> _SET TASK_:
Look through the data and write out every line with the word "członków" in it.

> _LISTED RECORDS_:
· · · · · · ·

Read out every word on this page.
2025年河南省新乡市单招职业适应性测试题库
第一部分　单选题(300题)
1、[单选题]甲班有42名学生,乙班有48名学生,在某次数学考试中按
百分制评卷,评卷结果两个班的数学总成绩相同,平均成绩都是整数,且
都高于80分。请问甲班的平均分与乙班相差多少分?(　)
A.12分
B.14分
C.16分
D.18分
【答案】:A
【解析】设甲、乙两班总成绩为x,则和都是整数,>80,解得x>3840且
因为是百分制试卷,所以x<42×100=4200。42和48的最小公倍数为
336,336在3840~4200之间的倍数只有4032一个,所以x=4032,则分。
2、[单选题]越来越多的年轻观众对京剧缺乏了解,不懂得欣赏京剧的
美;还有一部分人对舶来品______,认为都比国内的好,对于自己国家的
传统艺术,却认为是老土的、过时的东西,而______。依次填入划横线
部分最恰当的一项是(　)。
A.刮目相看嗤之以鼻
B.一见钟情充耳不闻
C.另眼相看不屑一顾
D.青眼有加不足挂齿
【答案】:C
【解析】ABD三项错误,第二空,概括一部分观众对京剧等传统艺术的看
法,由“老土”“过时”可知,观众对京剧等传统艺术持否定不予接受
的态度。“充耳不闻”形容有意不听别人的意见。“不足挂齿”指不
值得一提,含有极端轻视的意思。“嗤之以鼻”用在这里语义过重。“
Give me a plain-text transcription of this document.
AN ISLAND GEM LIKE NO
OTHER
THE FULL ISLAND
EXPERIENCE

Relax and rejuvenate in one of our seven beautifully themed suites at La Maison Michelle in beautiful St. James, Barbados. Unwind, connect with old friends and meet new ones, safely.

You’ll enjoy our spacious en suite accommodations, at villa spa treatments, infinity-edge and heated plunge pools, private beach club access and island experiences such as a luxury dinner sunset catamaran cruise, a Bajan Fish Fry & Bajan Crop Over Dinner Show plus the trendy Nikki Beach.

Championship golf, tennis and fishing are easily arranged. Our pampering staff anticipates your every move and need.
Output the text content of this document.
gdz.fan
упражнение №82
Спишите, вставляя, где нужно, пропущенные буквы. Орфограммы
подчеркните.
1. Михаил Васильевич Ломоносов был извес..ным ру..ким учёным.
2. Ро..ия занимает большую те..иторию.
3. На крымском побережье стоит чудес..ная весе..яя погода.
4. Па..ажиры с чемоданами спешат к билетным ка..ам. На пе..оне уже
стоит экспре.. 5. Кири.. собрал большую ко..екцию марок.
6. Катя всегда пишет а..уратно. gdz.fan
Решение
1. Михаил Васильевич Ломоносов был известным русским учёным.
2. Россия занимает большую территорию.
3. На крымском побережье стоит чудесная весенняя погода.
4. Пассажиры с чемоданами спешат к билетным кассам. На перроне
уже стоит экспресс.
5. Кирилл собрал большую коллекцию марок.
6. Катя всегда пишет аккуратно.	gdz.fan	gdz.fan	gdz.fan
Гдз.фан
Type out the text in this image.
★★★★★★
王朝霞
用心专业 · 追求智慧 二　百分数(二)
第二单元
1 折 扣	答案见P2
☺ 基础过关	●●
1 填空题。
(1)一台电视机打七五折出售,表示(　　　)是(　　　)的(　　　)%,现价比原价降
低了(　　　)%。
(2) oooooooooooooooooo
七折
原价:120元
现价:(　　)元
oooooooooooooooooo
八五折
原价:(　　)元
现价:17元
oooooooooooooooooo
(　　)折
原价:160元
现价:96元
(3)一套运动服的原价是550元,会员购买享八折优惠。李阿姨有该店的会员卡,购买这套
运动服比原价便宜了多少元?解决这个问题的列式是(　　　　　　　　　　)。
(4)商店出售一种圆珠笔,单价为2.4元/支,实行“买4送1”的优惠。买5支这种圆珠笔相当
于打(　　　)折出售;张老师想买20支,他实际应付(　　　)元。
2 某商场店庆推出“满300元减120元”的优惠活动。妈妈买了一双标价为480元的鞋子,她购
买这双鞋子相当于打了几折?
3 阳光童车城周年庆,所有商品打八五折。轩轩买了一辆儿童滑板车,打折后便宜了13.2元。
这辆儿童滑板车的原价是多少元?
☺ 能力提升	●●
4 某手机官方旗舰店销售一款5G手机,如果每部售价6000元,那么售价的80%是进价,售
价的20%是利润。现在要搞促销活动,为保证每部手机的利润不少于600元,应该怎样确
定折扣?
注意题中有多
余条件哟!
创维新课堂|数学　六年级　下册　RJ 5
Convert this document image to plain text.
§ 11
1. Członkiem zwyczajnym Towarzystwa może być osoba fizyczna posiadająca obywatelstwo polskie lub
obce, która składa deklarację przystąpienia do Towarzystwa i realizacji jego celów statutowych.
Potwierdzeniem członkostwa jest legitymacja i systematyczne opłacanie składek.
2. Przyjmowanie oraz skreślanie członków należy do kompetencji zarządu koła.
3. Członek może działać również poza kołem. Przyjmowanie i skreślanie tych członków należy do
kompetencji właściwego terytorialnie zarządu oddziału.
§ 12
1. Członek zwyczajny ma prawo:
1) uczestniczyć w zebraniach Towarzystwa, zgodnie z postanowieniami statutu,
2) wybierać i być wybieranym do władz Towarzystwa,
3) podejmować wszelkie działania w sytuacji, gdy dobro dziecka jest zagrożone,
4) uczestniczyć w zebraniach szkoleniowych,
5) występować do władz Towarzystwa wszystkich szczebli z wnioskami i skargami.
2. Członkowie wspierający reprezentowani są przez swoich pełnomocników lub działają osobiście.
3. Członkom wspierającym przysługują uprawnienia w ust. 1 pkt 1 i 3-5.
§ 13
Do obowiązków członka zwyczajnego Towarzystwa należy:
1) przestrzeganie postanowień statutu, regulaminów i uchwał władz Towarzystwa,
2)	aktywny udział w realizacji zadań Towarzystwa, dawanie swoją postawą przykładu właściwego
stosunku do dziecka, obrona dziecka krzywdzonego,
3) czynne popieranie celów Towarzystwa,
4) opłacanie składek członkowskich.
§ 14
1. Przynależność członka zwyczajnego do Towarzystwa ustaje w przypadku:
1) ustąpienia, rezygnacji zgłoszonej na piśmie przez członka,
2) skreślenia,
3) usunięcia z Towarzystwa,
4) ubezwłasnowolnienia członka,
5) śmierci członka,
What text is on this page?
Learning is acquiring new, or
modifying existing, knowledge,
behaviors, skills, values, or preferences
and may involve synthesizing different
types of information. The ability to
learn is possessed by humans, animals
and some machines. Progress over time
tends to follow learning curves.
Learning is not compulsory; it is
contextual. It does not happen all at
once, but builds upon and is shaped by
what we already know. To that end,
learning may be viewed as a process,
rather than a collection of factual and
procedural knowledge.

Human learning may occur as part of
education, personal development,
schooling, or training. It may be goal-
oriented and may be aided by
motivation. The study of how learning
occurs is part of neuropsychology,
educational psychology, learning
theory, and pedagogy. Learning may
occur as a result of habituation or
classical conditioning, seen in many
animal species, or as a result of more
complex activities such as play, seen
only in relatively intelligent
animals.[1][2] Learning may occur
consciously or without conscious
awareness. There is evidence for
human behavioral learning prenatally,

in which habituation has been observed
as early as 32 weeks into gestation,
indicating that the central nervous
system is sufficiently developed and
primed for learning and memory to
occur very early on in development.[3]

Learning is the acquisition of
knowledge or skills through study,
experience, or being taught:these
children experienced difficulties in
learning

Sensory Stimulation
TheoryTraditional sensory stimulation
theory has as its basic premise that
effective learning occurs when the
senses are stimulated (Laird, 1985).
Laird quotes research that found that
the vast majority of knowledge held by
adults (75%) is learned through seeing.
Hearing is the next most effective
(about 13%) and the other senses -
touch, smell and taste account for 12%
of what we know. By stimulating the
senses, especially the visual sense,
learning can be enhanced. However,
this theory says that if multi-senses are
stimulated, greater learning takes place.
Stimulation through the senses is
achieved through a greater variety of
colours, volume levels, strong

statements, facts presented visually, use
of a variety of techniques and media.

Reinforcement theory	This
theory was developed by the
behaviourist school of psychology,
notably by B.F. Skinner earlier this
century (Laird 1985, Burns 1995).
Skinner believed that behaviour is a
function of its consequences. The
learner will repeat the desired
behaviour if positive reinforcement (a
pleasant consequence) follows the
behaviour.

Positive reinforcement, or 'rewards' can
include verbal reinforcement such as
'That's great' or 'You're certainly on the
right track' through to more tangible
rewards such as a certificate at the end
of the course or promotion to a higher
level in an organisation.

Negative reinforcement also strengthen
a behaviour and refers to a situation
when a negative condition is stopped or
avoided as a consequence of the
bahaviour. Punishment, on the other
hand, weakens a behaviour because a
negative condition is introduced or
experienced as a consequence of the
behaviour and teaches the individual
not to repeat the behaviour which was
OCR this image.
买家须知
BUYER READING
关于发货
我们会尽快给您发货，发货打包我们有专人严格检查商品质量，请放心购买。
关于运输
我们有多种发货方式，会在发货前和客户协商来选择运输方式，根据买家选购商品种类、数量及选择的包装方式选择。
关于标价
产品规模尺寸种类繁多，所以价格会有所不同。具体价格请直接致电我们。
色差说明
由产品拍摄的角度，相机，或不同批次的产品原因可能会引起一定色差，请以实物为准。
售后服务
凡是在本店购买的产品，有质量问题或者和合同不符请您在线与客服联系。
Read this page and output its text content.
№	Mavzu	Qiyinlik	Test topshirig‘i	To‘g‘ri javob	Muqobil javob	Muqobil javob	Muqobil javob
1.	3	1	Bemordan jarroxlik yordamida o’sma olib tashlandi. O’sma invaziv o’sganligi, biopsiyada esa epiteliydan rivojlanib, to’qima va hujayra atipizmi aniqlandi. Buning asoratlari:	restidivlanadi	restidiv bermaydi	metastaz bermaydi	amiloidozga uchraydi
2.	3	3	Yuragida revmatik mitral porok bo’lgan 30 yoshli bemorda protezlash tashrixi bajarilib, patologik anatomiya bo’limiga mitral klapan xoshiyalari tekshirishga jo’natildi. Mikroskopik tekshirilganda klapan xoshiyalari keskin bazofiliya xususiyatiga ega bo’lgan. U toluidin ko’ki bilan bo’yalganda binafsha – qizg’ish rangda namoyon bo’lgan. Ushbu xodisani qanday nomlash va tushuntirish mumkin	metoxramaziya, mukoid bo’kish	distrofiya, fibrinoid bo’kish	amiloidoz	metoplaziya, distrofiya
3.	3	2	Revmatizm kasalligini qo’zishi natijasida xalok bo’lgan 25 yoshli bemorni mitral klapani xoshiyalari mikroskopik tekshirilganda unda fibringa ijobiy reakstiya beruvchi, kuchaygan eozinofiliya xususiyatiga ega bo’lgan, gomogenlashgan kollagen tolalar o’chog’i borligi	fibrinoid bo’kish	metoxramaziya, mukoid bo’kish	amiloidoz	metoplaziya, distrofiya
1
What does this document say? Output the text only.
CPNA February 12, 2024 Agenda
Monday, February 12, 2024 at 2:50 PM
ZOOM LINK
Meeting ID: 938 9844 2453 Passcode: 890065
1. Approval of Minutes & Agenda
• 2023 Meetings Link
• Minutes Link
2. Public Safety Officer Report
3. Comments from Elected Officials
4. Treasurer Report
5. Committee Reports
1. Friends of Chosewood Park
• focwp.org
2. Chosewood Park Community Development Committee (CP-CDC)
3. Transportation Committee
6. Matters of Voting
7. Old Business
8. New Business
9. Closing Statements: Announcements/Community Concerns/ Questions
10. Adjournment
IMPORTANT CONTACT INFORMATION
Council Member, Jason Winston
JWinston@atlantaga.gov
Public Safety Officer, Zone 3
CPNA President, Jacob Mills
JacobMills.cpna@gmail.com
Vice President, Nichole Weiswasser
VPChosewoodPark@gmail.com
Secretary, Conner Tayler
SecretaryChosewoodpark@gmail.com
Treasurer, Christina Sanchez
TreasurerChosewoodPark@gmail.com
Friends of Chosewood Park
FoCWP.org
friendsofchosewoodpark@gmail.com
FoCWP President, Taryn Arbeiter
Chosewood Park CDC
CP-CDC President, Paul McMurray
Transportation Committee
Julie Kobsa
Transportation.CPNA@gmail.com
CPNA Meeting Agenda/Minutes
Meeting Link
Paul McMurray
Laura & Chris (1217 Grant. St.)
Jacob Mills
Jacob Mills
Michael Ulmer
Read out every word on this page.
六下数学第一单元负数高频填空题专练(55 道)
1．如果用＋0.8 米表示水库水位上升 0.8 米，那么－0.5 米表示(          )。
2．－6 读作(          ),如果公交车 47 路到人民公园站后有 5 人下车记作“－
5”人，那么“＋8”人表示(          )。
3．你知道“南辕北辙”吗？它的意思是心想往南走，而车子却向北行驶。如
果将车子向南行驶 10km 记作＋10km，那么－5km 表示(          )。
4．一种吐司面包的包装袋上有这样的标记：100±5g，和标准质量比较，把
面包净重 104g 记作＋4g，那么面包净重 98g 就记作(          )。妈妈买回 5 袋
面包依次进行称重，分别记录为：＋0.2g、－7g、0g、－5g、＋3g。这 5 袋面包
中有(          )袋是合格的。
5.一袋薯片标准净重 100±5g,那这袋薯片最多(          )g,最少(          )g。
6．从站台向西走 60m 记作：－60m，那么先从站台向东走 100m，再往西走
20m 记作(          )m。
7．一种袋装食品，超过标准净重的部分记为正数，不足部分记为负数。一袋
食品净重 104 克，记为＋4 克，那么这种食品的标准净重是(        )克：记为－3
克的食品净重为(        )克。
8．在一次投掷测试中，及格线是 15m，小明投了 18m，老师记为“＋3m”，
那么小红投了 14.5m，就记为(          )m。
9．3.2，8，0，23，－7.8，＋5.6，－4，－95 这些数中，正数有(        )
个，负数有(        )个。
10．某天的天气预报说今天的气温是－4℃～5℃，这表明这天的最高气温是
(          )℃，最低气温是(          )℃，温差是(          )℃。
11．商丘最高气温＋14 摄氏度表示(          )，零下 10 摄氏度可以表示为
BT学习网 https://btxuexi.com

· · · · · · ·

> _SOLUTION TO THIS EXERCISE_:
2. Przyjmowanie oraz skreślanie członków należy do kompetencji zarządu koła.
3. Członek może działać również poza kołem. Przyjmowanie i skreślanie tych członków należy do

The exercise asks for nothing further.